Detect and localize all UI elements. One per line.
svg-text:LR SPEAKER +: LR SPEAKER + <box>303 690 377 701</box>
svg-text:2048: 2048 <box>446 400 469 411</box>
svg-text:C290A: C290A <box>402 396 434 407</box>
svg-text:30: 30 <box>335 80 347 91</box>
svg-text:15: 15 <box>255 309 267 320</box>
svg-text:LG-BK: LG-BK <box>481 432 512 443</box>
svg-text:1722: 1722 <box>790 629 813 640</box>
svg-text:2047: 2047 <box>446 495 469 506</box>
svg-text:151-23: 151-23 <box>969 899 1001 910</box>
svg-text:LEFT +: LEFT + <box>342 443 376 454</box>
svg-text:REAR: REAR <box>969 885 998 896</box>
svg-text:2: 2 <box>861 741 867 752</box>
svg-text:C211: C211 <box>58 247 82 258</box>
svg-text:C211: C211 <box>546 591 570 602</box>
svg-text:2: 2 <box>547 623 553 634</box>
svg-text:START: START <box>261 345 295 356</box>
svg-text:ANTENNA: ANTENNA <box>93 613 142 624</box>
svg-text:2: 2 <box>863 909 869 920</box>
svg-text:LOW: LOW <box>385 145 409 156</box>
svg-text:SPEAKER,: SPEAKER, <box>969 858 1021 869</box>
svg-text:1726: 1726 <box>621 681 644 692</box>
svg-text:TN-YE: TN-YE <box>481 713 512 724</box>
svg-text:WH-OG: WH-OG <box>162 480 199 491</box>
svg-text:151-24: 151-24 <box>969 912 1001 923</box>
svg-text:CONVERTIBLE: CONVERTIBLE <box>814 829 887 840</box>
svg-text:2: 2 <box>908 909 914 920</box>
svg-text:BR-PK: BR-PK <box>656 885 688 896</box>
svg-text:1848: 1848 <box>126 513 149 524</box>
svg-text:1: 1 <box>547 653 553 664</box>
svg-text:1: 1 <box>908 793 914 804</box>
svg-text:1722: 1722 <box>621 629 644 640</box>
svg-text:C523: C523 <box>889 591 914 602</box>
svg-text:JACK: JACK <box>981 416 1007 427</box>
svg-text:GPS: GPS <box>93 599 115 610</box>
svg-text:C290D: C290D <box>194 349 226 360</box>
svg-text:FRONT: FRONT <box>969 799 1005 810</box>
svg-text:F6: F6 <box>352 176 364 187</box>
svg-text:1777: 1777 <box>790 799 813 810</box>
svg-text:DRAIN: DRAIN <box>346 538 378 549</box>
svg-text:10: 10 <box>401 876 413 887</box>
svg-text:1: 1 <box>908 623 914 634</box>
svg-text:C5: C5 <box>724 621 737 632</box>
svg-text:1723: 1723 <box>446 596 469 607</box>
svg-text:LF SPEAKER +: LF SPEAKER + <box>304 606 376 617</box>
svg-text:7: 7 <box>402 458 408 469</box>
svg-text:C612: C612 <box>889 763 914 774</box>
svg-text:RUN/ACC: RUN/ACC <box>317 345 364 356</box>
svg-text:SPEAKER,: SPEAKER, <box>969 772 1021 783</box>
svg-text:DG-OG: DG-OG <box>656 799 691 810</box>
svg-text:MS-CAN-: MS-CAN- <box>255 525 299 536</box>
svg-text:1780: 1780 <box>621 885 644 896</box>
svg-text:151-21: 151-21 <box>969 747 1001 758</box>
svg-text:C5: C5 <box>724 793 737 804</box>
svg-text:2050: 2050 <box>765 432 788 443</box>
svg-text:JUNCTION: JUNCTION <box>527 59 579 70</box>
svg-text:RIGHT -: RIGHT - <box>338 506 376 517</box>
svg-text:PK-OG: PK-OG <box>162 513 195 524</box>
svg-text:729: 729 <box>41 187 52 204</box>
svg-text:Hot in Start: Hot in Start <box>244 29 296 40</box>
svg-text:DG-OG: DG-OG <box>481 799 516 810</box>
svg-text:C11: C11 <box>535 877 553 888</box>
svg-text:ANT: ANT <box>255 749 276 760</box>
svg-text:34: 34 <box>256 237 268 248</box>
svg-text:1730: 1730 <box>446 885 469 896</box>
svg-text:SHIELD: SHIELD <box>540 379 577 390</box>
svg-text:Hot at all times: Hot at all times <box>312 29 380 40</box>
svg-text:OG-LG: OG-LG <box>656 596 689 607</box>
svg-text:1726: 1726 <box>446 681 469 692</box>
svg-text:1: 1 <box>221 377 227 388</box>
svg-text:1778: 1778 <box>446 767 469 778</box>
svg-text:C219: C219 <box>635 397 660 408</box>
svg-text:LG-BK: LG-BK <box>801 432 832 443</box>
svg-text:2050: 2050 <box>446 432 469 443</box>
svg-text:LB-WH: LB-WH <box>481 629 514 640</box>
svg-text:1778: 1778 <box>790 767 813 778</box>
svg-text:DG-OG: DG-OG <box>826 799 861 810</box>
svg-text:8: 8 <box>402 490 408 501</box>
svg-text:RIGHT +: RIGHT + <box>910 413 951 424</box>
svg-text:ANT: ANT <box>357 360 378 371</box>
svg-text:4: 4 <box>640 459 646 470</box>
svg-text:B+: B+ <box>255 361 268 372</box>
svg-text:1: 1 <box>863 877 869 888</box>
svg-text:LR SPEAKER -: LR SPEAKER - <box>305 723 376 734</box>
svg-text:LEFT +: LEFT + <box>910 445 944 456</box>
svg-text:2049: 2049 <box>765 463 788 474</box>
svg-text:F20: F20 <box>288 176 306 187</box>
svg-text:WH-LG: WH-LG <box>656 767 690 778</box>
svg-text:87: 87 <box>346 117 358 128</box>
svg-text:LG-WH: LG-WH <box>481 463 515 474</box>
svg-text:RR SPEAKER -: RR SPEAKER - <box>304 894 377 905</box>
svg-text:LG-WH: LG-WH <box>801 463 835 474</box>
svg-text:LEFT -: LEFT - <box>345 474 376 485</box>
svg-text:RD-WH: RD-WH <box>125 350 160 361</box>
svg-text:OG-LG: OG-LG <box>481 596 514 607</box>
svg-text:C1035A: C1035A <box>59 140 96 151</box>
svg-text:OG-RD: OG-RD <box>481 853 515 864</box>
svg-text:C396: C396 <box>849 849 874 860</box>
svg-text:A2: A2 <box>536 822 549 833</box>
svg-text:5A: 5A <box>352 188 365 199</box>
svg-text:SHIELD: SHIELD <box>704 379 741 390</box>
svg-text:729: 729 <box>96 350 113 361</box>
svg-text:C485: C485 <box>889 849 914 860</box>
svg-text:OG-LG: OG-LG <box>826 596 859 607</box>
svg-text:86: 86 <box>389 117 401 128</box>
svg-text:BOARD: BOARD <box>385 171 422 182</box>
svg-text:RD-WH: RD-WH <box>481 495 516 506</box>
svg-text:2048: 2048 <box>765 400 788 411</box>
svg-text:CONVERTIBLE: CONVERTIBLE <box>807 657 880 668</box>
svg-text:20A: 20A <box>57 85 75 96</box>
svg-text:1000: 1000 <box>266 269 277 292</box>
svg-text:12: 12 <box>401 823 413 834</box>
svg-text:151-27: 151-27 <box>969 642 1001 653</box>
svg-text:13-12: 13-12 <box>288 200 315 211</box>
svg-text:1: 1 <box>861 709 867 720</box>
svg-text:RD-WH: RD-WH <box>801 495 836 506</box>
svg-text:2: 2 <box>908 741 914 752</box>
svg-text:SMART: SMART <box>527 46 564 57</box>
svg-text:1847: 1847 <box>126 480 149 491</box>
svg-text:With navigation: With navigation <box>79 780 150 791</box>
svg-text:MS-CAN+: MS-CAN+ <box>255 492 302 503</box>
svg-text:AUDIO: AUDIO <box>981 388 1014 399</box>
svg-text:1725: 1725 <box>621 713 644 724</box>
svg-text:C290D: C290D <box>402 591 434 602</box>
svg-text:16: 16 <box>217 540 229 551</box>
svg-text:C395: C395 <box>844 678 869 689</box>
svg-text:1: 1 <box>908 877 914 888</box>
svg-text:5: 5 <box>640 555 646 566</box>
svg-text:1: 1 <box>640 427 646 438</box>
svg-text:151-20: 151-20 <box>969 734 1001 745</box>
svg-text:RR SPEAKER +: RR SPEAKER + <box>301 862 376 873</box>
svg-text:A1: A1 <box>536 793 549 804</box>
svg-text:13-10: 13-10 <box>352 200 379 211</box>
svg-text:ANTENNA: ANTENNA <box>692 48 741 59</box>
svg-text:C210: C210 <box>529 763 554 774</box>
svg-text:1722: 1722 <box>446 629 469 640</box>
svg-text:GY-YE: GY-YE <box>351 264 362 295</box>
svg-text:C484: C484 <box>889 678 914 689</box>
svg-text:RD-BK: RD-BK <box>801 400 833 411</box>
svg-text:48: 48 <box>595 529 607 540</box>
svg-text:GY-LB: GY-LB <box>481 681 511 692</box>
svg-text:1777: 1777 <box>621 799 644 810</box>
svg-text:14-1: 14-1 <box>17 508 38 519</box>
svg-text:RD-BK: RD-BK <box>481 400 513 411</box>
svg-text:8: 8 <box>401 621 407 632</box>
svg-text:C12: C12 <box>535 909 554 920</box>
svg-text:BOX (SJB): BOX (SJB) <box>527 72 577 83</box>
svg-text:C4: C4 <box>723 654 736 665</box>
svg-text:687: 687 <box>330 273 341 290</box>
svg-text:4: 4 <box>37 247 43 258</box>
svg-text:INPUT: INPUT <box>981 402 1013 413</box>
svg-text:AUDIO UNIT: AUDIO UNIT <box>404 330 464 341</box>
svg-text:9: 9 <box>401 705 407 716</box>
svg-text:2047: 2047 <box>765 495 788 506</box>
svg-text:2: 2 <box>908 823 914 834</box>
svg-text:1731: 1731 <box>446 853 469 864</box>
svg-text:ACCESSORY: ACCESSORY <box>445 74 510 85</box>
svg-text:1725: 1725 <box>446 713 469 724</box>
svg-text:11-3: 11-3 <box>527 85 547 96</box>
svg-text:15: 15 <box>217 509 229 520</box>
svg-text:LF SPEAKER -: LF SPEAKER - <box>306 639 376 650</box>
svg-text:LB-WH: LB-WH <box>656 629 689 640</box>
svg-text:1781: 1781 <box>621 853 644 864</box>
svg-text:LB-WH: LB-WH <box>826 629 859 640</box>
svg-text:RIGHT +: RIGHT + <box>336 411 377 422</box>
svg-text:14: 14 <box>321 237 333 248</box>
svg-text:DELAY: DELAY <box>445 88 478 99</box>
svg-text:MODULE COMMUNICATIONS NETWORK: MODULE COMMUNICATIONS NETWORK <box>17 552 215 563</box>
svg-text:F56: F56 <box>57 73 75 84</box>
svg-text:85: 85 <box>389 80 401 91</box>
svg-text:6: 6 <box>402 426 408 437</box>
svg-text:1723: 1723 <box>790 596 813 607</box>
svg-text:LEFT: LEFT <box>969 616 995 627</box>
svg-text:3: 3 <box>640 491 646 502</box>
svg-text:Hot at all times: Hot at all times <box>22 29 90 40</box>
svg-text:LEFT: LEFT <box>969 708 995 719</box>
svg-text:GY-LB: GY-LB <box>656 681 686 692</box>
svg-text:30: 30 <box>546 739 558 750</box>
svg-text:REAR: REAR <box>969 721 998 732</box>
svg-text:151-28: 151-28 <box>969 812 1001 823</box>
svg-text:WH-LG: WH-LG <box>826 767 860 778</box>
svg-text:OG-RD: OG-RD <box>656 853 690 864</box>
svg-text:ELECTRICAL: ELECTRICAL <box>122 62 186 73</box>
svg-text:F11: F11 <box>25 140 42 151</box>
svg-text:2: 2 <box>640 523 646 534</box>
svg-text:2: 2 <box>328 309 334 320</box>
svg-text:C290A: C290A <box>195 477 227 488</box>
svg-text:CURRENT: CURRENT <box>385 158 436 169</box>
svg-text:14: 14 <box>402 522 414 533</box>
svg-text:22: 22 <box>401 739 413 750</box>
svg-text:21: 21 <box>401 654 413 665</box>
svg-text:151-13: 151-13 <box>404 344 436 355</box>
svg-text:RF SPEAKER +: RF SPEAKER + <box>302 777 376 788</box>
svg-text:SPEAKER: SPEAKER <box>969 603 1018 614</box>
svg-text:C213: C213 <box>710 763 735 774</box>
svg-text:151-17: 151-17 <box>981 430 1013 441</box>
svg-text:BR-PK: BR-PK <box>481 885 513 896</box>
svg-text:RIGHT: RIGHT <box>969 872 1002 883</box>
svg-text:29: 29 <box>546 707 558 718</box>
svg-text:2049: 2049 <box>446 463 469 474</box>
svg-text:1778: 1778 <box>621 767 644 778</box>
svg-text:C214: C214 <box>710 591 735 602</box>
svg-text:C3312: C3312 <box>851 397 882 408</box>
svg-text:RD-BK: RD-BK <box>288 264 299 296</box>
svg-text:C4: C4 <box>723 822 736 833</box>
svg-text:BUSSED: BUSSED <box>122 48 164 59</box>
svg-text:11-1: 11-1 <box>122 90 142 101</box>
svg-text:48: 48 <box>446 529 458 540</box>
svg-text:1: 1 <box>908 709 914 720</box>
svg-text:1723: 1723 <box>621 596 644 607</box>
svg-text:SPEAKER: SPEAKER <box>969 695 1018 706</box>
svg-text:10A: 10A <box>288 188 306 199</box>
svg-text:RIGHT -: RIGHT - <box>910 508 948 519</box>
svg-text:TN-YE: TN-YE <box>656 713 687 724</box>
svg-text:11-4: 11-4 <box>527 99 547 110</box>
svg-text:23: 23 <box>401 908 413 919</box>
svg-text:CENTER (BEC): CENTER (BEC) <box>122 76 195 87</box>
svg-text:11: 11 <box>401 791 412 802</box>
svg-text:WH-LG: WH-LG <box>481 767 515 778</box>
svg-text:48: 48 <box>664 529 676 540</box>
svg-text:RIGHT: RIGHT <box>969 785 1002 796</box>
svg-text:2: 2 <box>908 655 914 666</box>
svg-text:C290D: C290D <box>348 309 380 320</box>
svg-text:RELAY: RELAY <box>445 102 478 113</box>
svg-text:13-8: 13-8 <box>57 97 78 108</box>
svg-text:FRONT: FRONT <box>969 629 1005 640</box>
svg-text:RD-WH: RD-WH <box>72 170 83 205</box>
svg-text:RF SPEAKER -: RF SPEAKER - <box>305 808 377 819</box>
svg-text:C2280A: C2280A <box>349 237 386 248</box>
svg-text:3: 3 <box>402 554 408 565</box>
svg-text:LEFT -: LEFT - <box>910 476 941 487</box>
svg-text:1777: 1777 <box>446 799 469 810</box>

## Given problem
Give the part of the records that runs from the first line through the line containing "svg-text:151-24: 151-24 <box>969" again, with "ANTENNA" renamed to "AERIAL" and every other character unchanged.

## Finished answer
Detect and localize all UI elements. One per line.
svg-text:LR SPEAKER +: LR SPEAKER + <box>303 690 377 701</box>
svg-text:2048: 2048 <box>446 400 469 411</box>
svg-text:C290A: C290A <box>402 396 434 407</box>
svg-text:30: 30 <box>335 80 347 91</box>
svg-text:15: 15 <box>255 309 267 320</box>
svg-text:LG-BK: LG-BK <box>481 432 512 443</box>
svg-text:1722: 1722 <box>790 629 813 640</box>
svg-text:2047: 2047 <box>446 495 469 506</box>
svg-text:151-23: 151-23 <box>969 899 1001 910</box>
svg-text:LEFT +: LEFT + <box>342 443 376 454</box>
svg-text:REAR: REAR <box>969 885 998 896</box>
svg-text:2: 2 <box>861 741 867 752</box>
svg-text:C211: C211 <box>58 247 82 258</box>
svg-text:C211: C211 <box>546 591 570 602</box>
svg-text:2: 2 <box>547 623 553 634</box>
svg-text:START: START <box>261 345 295 356</box>
svg-text:AERIAL: AERIAL <box>93 613 142 624</box>
svg-text:2: 2 <box>863 909 869 920</box>
svg-text:LOW: LOW <box>385 145 409 156</box>
svg-text:SPEAKER,: SPEAKER, <box>969 858 1021 869</box>
svg-text:1726: 1726 <box>621 681 644 692</box>
svg-text:TN-YE: TN-YE <box>481 713 512 724</box>
svg-text:WH-OG: WH-OG <box>162 480 199 491</box>
svg-text:151-24: 151-24 <box>969 912 1001 923</box>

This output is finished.